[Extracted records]
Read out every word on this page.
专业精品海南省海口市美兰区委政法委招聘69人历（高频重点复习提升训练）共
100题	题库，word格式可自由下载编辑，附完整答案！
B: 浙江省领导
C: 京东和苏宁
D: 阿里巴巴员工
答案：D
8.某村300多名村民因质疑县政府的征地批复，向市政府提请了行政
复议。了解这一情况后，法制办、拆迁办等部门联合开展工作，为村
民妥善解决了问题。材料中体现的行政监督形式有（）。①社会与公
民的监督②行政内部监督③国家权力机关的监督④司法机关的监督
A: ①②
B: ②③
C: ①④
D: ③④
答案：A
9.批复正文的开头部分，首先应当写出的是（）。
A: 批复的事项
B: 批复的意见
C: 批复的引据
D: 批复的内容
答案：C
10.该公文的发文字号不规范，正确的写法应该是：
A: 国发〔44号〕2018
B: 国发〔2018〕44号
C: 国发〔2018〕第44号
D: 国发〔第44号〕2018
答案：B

---

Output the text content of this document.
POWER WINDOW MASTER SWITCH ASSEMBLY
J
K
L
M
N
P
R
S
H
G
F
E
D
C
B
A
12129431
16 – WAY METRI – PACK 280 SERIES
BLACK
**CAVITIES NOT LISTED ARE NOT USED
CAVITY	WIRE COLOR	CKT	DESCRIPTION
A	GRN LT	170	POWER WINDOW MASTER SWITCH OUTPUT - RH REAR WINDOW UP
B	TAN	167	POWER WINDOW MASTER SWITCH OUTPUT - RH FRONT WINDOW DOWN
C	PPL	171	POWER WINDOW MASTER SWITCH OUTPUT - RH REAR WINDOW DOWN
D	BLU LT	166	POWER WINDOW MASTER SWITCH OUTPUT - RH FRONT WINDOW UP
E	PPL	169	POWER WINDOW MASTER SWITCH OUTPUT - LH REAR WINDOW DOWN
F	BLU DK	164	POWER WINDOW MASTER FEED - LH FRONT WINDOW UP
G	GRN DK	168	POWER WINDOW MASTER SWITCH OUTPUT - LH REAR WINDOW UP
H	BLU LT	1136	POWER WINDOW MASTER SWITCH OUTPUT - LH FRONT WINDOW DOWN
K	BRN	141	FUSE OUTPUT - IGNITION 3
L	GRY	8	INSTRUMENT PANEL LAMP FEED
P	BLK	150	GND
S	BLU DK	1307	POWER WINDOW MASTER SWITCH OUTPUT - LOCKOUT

## Short exercise
Search the preceding listing for "DOWN" and extract every line where it is found.

## Solution to this task
B	TAN	167	POWER WINDOW MASTER SWITCH OUTPUT - RH FRONT WINDOW DOWN
C	PPL	171	POWER WINDOW MASTER SWITCH OUTPUT - RH REAR WINDOW DOWN
E	PPL	169	POWER WINDOW MASTER SWITCH OUTPUT - LH REAR WINDOW DOWN
H	BLU LT	1136	POWER WINDOW MASTER SWITCH OUTPUT - LH FRONT WINDOW DOWN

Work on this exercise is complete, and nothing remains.